Entries with figure data:

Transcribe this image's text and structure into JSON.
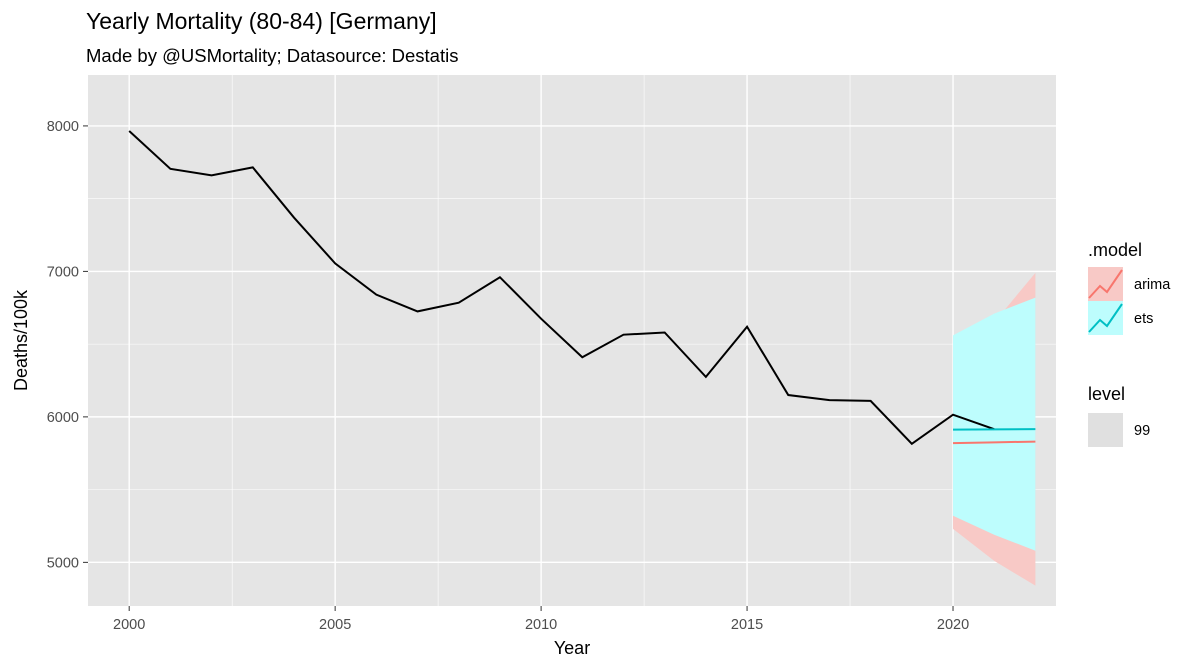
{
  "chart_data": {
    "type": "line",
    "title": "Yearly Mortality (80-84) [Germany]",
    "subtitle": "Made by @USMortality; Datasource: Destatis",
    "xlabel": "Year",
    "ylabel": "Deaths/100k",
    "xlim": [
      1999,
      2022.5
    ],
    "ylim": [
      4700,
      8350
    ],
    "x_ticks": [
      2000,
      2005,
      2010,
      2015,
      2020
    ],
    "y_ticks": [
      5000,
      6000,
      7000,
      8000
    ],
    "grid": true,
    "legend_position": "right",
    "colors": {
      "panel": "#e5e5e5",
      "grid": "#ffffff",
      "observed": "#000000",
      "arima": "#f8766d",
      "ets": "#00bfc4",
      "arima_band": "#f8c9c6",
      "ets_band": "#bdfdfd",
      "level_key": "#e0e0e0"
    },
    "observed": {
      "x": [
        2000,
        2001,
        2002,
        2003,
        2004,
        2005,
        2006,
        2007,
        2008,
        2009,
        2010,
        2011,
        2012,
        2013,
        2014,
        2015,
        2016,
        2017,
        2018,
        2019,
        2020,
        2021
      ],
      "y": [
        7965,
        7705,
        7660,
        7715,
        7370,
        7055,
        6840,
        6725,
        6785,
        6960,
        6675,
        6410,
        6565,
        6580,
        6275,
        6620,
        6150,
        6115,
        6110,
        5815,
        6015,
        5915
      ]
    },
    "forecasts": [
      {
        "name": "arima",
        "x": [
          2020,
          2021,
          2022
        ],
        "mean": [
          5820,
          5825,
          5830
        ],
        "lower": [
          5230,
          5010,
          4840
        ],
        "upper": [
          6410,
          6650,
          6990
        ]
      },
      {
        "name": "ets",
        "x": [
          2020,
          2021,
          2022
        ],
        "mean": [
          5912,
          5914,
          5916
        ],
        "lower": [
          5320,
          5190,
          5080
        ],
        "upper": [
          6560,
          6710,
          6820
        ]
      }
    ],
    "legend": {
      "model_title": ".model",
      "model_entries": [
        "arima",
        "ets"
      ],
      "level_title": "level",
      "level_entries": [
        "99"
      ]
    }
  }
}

==

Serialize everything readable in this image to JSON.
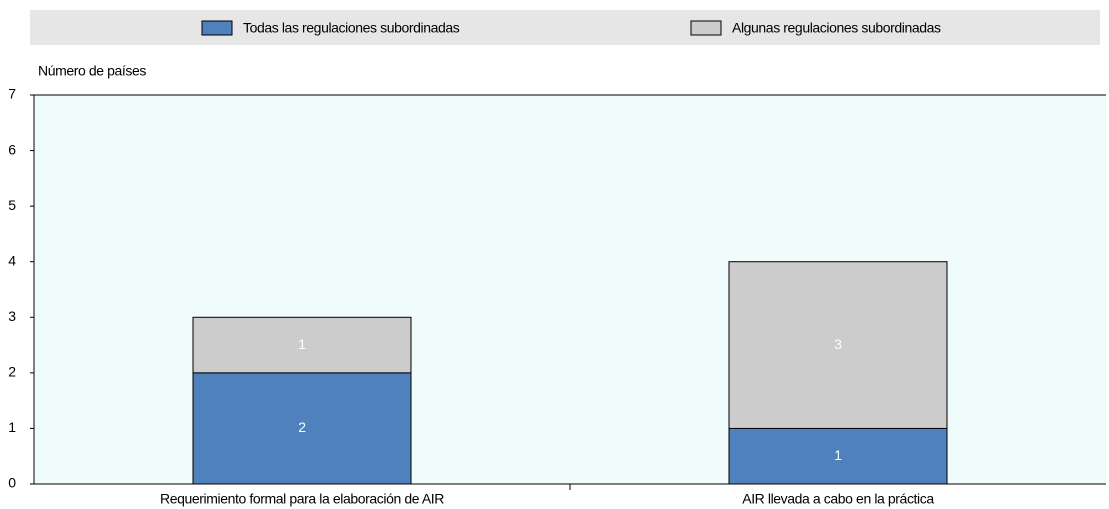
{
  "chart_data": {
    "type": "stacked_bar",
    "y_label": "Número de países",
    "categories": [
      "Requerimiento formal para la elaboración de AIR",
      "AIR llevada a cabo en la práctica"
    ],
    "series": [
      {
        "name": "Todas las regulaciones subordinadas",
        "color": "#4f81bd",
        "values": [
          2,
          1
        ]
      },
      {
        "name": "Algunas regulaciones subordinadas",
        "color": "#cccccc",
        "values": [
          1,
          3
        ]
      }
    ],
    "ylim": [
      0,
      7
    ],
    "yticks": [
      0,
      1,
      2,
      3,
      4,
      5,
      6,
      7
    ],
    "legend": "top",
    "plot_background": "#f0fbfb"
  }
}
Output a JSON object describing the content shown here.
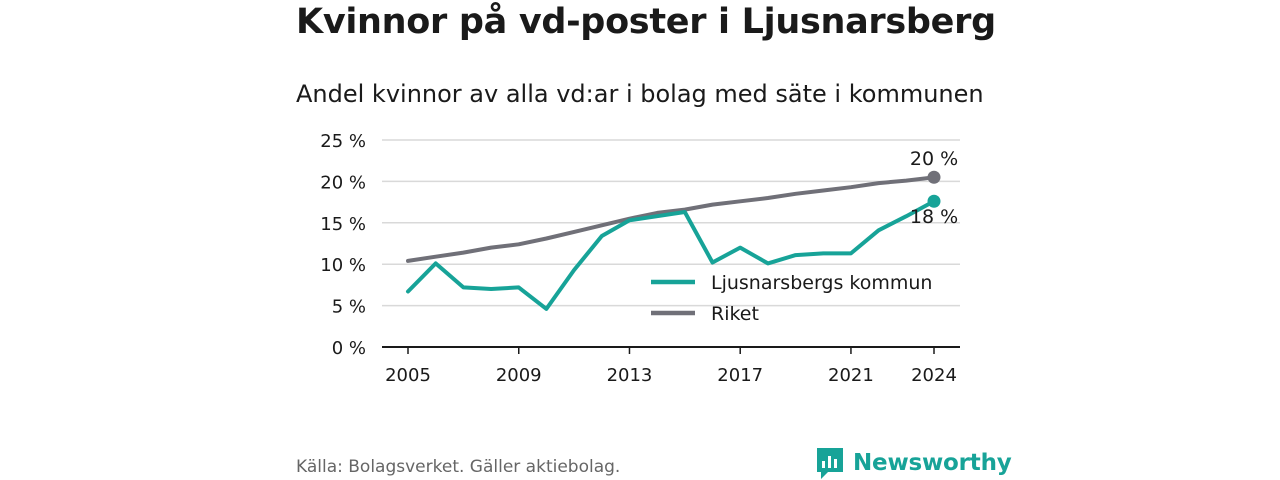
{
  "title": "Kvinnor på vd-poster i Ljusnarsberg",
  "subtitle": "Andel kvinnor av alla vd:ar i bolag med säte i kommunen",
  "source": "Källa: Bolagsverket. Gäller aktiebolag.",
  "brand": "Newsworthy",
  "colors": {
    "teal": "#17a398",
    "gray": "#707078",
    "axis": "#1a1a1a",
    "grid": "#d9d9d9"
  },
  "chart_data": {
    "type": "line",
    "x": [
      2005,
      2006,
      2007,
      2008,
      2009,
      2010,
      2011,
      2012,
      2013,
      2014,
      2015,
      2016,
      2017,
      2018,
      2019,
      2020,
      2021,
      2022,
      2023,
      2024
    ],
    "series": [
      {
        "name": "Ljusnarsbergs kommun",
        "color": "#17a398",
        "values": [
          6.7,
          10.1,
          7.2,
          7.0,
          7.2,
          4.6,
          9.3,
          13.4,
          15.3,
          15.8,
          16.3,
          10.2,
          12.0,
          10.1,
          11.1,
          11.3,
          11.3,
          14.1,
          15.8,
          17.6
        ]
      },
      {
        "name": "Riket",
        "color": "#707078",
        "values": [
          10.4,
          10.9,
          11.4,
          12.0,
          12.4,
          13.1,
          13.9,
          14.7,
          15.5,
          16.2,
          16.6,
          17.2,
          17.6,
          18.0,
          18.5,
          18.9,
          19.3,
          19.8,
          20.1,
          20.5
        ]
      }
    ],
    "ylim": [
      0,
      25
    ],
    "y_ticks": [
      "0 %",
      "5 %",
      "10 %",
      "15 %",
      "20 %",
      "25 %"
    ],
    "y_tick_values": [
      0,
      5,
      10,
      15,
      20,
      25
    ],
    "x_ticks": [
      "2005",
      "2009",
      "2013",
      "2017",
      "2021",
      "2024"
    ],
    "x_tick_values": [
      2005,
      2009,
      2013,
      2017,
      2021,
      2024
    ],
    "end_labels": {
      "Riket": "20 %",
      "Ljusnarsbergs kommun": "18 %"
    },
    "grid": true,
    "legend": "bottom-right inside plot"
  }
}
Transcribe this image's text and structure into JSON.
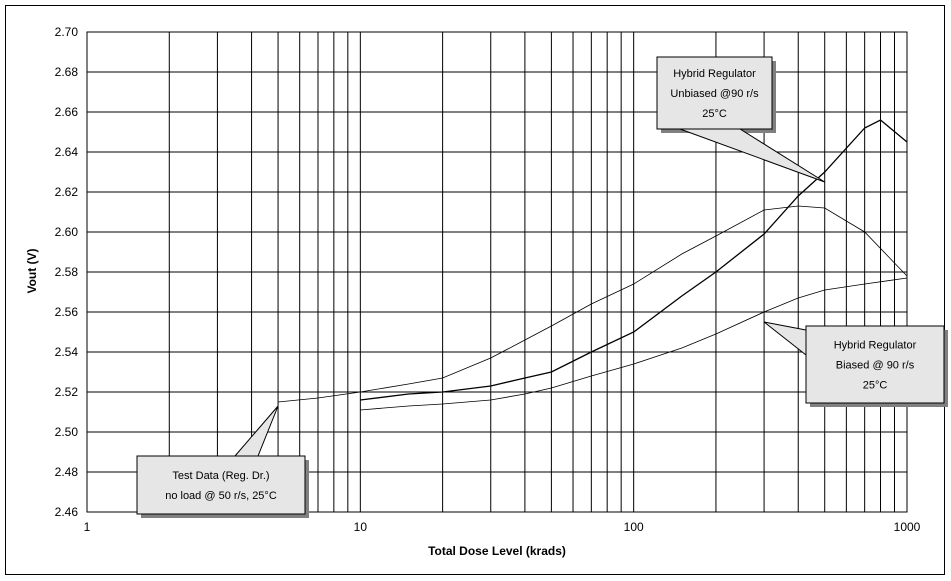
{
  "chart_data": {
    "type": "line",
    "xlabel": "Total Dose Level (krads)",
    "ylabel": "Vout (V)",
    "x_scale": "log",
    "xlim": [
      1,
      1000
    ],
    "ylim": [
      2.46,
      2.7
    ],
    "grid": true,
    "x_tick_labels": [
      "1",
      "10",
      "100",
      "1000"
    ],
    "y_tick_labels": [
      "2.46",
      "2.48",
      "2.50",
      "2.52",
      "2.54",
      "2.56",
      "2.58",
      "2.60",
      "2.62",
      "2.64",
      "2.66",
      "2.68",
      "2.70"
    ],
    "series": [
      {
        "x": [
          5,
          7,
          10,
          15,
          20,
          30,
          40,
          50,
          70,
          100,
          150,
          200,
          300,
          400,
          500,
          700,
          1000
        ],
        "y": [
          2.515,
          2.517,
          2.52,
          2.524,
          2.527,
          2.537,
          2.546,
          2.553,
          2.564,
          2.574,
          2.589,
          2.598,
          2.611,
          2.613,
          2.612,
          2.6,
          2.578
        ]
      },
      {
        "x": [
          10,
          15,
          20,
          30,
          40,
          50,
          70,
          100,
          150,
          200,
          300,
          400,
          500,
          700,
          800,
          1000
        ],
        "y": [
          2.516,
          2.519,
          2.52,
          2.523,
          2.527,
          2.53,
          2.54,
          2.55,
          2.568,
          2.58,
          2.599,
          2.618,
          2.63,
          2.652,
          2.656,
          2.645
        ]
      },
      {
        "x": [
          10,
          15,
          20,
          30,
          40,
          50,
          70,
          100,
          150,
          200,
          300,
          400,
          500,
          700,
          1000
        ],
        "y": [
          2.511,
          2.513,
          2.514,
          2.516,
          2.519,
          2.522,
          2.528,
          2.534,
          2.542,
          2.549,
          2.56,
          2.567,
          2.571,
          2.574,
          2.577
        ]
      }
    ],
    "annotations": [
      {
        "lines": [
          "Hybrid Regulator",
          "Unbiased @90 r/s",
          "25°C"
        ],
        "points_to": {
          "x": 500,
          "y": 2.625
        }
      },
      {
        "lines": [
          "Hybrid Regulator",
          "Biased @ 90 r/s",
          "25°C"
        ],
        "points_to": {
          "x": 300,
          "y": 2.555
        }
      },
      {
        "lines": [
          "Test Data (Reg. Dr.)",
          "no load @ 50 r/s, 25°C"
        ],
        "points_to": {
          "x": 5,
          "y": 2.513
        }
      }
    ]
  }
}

==

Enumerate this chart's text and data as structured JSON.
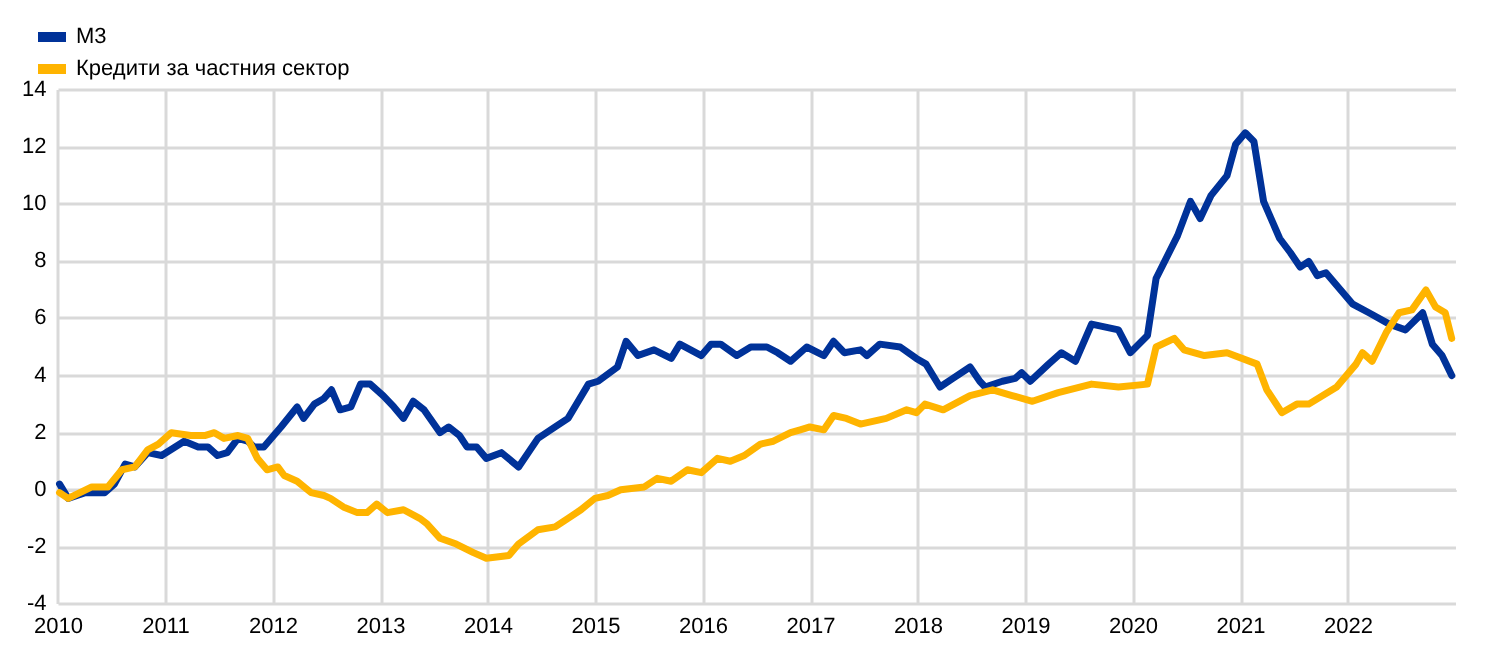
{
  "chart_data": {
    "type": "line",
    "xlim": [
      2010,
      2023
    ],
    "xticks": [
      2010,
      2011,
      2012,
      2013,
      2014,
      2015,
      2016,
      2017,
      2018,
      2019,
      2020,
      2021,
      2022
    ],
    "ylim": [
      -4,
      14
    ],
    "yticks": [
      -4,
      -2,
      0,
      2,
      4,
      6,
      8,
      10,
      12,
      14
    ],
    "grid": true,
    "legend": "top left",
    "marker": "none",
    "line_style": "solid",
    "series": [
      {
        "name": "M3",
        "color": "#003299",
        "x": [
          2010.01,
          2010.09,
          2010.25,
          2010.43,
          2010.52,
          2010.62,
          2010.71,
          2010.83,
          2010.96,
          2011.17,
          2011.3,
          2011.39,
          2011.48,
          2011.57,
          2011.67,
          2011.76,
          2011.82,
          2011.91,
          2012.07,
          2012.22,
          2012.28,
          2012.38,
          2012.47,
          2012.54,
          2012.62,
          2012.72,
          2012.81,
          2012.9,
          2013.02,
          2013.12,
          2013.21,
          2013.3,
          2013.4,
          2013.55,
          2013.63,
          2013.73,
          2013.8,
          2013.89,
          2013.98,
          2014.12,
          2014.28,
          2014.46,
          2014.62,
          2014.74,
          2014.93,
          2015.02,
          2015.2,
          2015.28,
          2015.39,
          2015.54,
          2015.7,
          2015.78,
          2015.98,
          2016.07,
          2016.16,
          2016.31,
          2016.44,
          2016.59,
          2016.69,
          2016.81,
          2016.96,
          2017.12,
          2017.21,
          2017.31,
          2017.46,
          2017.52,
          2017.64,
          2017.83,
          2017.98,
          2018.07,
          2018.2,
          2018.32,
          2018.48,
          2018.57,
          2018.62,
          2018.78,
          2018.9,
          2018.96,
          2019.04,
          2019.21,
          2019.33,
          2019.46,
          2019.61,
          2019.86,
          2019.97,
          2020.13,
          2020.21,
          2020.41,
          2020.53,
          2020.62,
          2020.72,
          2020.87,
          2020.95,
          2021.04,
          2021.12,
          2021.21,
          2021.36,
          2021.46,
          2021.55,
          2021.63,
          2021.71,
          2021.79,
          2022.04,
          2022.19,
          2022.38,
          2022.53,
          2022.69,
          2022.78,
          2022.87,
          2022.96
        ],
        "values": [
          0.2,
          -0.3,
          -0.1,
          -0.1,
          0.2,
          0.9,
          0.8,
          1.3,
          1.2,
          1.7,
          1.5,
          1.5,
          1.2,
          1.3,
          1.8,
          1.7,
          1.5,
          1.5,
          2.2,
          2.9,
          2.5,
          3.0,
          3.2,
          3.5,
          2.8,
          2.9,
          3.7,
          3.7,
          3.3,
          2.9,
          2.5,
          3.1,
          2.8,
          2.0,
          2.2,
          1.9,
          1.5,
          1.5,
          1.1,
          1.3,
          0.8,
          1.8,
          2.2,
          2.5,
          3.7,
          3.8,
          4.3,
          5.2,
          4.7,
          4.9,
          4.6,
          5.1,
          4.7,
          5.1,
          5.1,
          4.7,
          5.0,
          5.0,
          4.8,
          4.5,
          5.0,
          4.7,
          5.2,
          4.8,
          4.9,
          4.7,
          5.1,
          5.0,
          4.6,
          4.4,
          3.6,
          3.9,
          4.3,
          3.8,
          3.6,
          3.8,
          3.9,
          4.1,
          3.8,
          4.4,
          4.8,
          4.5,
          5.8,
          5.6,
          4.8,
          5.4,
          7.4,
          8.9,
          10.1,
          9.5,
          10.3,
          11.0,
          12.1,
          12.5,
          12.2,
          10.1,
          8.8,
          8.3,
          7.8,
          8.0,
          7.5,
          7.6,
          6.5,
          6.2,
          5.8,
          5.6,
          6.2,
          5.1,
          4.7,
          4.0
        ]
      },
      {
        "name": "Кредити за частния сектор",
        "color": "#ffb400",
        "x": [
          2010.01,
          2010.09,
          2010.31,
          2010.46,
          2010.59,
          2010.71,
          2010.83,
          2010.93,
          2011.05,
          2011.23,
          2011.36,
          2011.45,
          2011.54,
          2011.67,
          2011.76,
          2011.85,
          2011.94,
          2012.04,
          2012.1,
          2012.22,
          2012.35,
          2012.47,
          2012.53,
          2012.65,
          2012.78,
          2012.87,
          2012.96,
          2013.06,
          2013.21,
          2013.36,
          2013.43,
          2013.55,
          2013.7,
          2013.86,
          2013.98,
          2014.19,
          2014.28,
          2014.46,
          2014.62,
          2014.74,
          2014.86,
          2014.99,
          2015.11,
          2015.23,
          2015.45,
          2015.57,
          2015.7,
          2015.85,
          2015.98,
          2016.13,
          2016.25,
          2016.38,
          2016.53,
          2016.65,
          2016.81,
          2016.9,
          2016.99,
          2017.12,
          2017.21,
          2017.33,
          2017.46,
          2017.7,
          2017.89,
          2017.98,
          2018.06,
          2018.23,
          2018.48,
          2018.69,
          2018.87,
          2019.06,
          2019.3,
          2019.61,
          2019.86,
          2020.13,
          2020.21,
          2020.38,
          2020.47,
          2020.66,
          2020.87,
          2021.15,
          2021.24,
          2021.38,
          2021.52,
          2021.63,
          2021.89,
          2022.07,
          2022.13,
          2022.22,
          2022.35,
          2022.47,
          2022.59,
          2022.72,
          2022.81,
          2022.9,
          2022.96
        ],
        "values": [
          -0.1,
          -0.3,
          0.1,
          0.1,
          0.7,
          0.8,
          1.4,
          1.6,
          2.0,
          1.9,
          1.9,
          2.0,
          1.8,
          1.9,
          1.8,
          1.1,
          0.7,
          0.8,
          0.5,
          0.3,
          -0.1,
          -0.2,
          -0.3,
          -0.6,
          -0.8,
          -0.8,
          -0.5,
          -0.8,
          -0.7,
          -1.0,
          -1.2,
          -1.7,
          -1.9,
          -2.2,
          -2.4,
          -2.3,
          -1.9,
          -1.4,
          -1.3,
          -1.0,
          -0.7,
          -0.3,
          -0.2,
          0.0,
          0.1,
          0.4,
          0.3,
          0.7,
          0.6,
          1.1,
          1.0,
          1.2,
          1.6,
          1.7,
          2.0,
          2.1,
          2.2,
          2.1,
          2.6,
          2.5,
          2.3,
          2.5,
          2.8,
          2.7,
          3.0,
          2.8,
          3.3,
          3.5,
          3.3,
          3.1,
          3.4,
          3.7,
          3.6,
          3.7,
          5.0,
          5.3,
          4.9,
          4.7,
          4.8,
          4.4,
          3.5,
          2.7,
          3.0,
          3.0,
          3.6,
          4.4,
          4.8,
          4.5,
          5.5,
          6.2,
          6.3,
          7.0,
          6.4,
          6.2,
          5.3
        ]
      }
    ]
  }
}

Written request:
Pull every line containing "subordinadas" out of the data above.

Task answer:
        "name": "Todas las regulaciones subordinadas",
        "name": "Algunas regulaciones subordinadas",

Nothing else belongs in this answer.